Exercise aim - Take the lines from the one with "Convert this document image to plain text." to the end of the listing, both ends included, and quote them exactly, leaving pictures out.

(Recorded data)
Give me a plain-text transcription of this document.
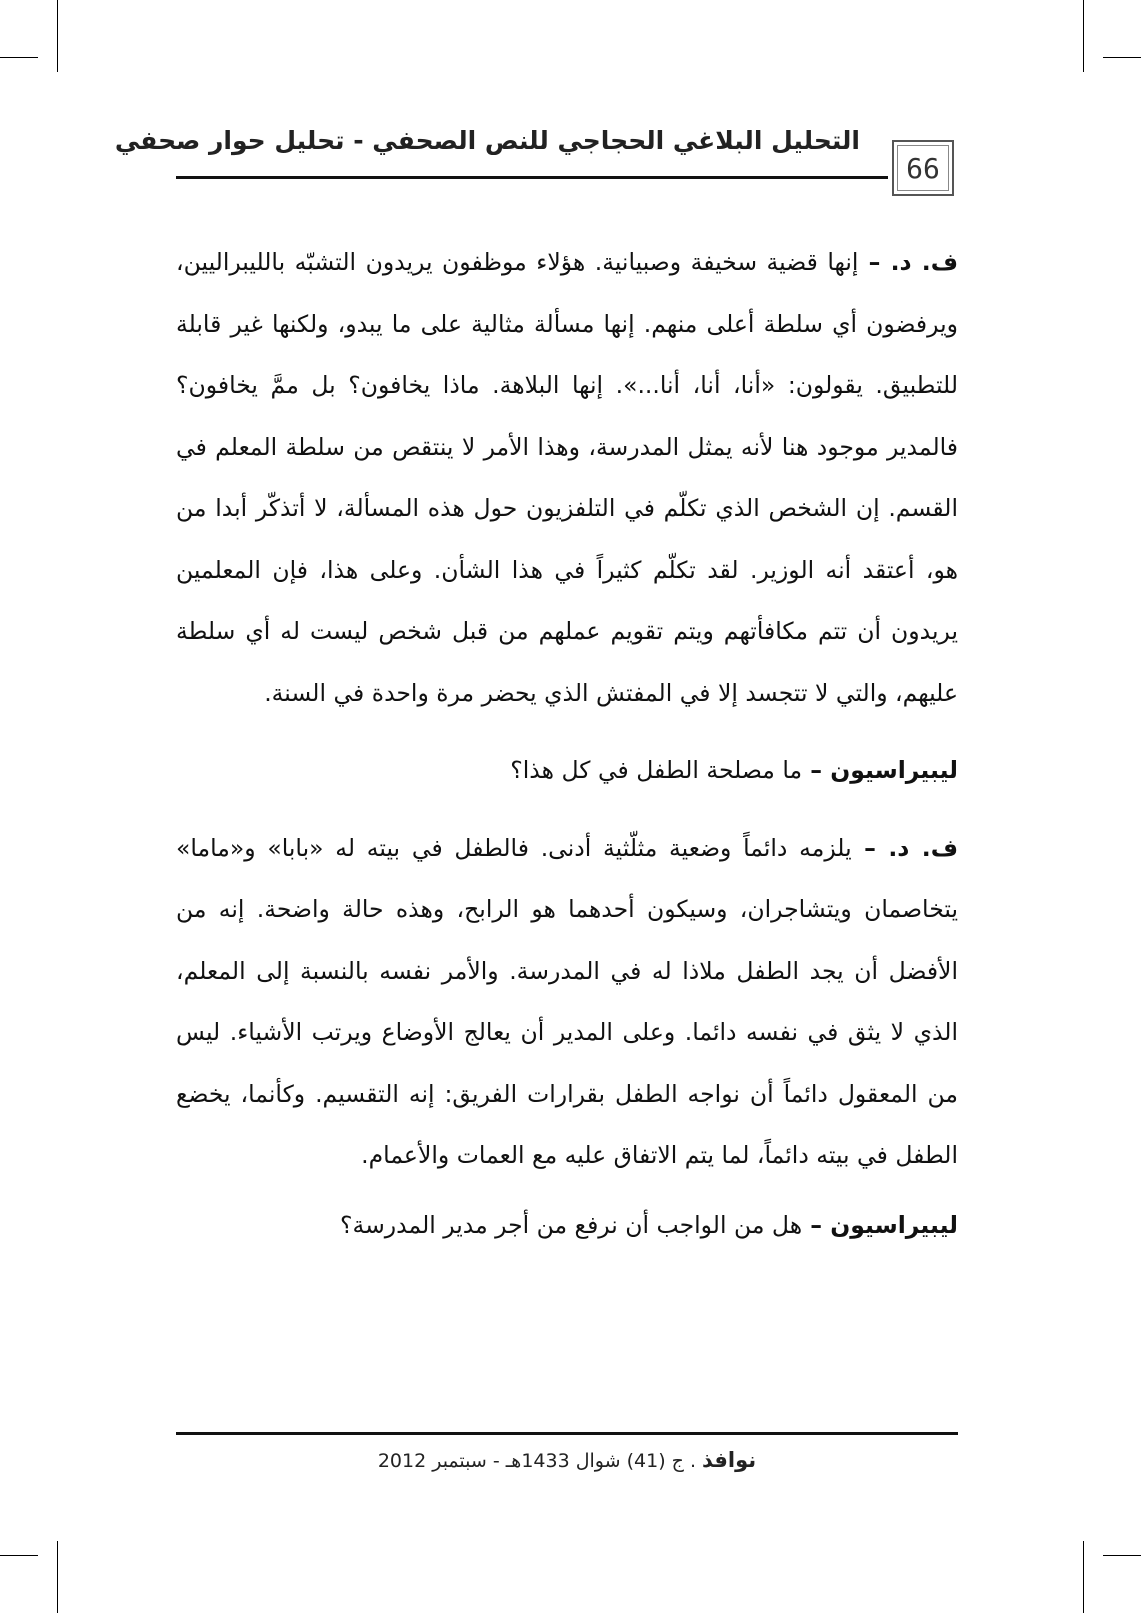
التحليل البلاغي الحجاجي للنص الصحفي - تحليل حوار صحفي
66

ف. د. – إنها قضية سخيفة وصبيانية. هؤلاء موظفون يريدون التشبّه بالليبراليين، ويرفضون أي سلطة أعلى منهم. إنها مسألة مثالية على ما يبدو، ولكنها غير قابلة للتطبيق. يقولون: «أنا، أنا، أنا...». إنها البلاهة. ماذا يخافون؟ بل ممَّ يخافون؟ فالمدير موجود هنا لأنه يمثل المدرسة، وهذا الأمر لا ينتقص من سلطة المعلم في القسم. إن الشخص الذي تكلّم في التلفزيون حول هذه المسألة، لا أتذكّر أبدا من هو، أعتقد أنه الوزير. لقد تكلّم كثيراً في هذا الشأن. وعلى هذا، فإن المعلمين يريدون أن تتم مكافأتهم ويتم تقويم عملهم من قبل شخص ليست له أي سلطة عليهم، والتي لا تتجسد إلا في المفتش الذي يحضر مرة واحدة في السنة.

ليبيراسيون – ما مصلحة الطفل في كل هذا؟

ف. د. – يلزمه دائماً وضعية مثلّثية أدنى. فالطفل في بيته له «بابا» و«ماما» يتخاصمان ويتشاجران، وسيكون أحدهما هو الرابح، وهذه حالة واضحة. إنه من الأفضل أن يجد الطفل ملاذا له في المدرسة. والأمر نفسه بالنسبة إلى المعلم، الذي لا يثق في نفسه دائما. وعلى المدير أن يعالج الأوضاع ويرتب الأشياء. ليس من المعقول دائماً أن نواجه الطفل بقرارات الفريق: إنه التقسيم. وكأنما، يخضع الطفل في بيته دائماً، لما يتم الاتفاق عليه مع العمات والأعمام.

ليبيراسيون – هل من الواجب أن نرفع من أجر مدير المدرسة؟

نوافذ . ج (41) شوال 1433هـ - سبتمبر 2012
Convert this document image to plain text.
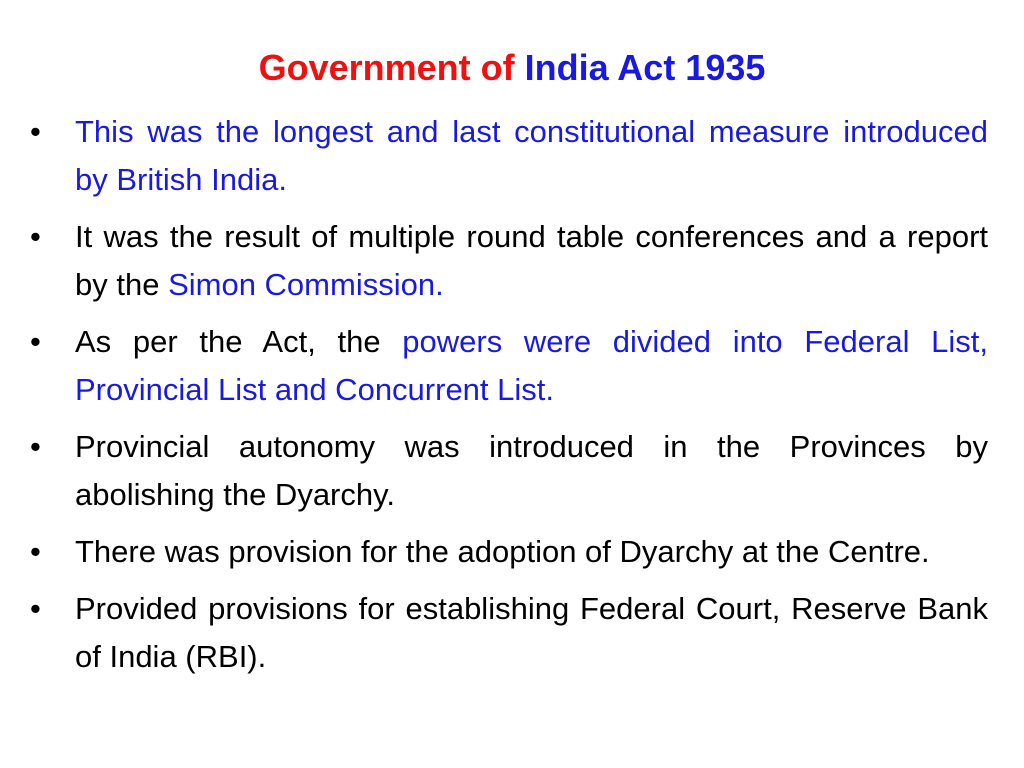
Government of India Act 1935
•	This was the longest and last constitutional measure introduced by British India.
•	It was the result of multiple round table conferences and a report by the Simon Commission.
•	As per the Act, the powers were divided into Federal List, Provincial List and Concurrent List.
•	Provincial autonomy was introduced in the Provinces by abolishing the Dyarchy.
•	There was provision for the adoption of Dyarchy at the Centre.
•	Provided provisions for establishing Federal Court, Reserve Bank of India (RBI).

Expected answer -
Convert this document image to plain text.
Government of India Act 1935
•	This was the longest and last constitutional measure introduced by British India.
•	It was the result of multiple round table conferences and a report by the Simon Commission.
•	As per the Act, the powers were divided into Federal List, Provincial List and Concurrent List.
•	Provincial autonomy was introduced in the Provinces by abolishing the Dyarchy.
•	There was provision for the adoption of Dyarchy at the Centre.
•	Provided provisions for establishing Federal Court, Reserve Bank of India (RBI).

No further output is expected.